Reproduce every entry exactly, without alteration.
=-=-=
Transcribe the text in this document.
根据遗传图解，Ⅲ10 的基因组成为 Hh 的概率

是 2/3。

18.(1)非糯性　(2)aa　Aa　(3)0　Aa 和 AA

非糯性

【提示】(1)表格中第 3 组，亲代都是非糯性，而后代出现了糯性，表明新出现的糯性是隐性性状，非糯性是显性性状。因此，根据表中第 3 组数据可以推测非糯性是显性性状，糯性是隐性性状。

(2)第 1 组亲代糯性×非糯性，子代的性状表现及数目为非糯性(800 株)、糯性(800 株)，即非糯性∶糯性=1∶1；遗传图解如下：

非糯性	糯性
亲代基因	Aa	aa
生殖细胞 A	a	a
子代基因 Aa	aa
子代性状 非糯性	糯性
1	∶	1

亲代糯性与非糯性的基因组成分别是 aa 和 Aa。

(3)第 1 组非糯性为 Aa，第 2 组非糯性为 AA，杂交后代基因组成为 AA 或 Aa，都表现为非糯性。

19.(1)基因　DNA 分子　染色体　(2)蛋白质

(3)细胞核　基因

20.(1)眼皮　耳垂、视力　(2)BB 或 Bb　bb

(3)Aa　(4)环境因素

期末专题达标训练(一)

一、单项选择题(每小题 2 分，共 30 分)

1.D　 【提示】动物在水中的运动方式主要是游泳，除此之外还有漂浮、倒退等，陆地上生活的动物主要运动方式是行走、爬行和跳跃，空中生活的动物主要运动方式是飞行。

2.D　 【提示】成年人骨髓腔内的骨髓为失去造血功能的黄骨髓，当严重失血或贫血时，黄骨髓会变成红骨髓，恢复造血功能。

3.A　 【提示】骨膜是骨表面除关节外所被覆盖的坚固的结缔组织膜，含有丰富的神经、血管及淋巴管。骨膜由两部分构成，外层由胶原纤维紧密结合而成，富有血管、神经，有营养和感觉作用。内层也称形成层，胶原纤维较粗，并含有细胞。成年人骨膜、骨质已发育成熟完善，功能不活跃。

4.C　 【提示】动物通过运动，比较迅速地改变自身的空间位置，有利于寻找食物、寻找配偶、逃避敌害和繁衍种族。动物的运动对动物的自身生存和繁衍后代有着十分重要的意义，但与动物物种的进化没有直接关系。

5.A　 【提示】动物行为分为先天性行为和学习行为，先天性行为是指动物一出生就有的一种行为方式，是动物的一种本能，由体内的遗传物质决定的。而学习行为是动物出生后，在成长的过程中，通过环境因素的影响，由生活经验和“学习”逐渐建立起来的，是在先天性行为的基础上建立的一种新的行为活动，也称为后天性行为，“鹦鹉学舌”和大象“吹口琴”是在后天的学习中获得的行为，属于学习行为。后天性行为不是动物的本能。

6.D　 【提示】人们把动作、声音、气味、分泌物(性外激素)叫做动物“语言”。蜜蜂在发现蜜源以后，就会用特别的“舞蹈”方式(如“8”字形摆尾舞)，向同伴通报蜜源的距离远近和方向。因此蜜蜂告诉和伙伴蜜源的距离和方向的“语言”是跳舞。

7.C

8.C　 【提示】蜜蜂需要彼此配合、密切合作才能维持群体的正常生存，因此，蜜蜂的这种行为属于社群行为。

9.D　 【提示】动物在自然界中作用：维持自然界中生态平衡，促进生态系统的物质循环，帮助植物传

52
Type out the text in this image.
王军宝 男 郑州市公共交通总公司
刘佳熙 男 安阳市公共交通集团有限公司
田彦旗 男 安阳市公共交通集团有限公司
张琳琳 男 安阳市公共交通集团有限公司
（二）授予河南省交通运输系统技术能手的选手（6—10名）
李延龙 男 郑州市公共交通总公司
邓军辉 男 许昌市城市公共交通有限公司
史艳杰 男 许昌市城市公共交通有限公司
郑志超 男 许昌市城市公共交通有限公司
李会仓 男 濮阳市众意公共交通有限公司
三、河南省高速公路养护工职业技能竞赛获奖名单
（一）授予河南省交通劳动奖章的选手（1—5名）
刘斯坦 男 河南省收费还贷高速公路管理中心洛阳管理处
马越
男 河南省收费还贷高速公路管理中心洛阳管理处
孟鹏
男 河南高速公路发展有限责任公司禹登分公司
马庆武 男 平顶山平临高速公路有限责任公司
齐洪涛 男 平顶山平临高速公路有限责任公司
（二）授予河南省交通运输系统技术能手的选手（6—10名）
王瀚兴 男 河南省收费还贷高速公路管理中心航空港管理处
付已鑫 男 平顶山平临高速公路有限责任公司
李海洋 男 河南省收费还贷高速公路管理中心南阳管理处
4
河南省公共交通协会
=-=-=
• **RIGHT ANSWER**
Transcribe the text in this document.
根据遗传图解，Ⅲ10 的基因组成为 Hh 的概率

是 2/3。

18.(1)非糯性　(2)aa　Aa　(3)0　Aa 和 AA

非糯性

【提示】(1)表格中第 3 组，亲代都是非糯性，而后代出现了糯性，表明新出现的糯性是隐性性状，非糯性是显性性状。因此，根据表中第 3 组数据可以推测非糯性是显性性状，糯性是隐性性状。

(2)第 1 组亲代糯性×非糯性，子代的性状表现及数目为非糯性(800 株)、糯性(800 株)，即非糯性∶糯性=1∶1；遗传图解如下：

非糯性	糯性
亲代基因	Aa	aa
生殖细胞 A	a	a
子代基因 Aa	aa
子代性状 非糯性	糯性
1	∶	1

亲代糯性与非糯性的基因组成分别是 aa 和 Aa。

(3)第 1 组非糯性为 Aa，第 2 组非糯性为 AA，杂交后代基因组成为 AA 或 Aa，都表现为非糯性。

19.(1)基因　DNA 分子　染色体　(2)蛋白质

(3)细胞核　基因

20.(1)眼皮　耳垂、视力　(2)BB 或 Bb　bb

(3)Aa　(4)环境因素

期末专题达标训练(一)

一、单项选择题(每小题 2 分，共 30 分)

1.D　 【提示】动物在水中的运动方式主要是游泳，除此之外还有漂浮、倒退等，陆地上生活的动物主要运动方式是行走、爬行和跳跃，空中生活的动物主要运动方式是飞行。

2.D　 【提示】成年人骨髓腔内的骨髓为失去造血功能的黄骨髓，当严重失血或贫血时，黄骨髓会变成红骨髓，恢复造血功能。

3.A　 【提示】骨膜是骨表面除关节外所被覆盖的坚固的结缔组织膜，含有丰富的神经、血管及淋巴管。骨膜由两部分构成，外层由胶原纤维紧密结合而成，富有血管、神经，有营养和感觉作用。内层也称形成层，胶原纤维较粗，并含有细胞。成年人骨膜、骨质已发育成熟完善，功能不活跃。

4.C　 【提示】动物通过运动，比较迅速地改变自身的空间位置，有利于寻找食物、寻找配偶、逃避敌害和繁衍种族。动物的运动对动物的自身生存和繁衍后代有着十分重要的意义，但与动物物种的进化没有直接关系。

5.A　 【提示】动物行为分为先天性行为和学习行为，先天性行为是指动物一出生就有的一种行为方式，是动物的一种本能，由体内的遗传物质决定的。而学习行为是动物出生后，在成长的过程中，通过环境因素的影响，由生活经验和“学习”逐渐建立起来的，是在先天性行为的基础上建立的一种新的行为活动，也称为后天性行为，“鹦鹉学舌”和大象“吹口琴”是在后天的学习中获得的行为，属于学习行为。后天性行为不是动物的本能。

6.D　 【提示】人们把动作、声音、气味、分泌物(性外激素)叫做动物“语言”。蜜蜂在发现蜜源以后，就会用特别的“舞蹈”方式(如“8”字形摆尾舞)，向同伴通报蜜源的距离远近和方向。因此蜜蜂告诉和伙伴蜜源的距离和方向的“语言”是跳舞。

7.C

8.C　 【提示】蜜蜂需要彼此配合、密切合作才能维持群体的正常生存，因此，蜜蜂的这种行为属于社群行为。

9.D　 【提示】动物在自然界中作用：维持自然界中生态平衡，促进生态系统的物质循环，帮助植物传

52
Type out the text in this image.
王军宝 男 郑州市公共交通总公司
刘佳熙 男 安阳市公共交通集团有限公司
田彦旗 男 安阳市公共交通集团有限公司
张琳琳 男 安阳市公共交通集团有限公司
（二）授予河南省交通运输系统技术能手的选手（6—10名）
李延龙 男 郑州市公共交通总公司
邓军辉 男 许昌市城市公共交通有限公司
史艳杰 男 许昌市城市公共交通有限公司
郑志超 男 许昌市城市公共交通有限公司
李会仓 男 濮阳市众意公共交通有限公司
三、河南省高速公路养护工职业技能竞赛获奖名单
（一）授予河南省交通劳动奖章的选手（1—5名）
刘斯坦 男 河南省收费还贷高速公路管理中心洛阳管理处
马越
男 河南省收费还贷高速公路管理中心洛阳管理处
孟鹏
男 河南高速公路发展有限责任公司禹登分公司
马庆武 男 平顶山平临高速公路有限责任公司
齐洪涛 男 平顶山平临高速公路有限责任公司
（二）授予河南省交通运输系统技术能手的选手（6—10名）
王瀚兴 男 河南省收费还贷高速公路管理中心航空港管理处
付已鑫 男 平顶山平临高速公路有限责任公司
李海洋 男 河南省收费还贷高速公路管理中心南阳管理处
4
河南省公共交通协会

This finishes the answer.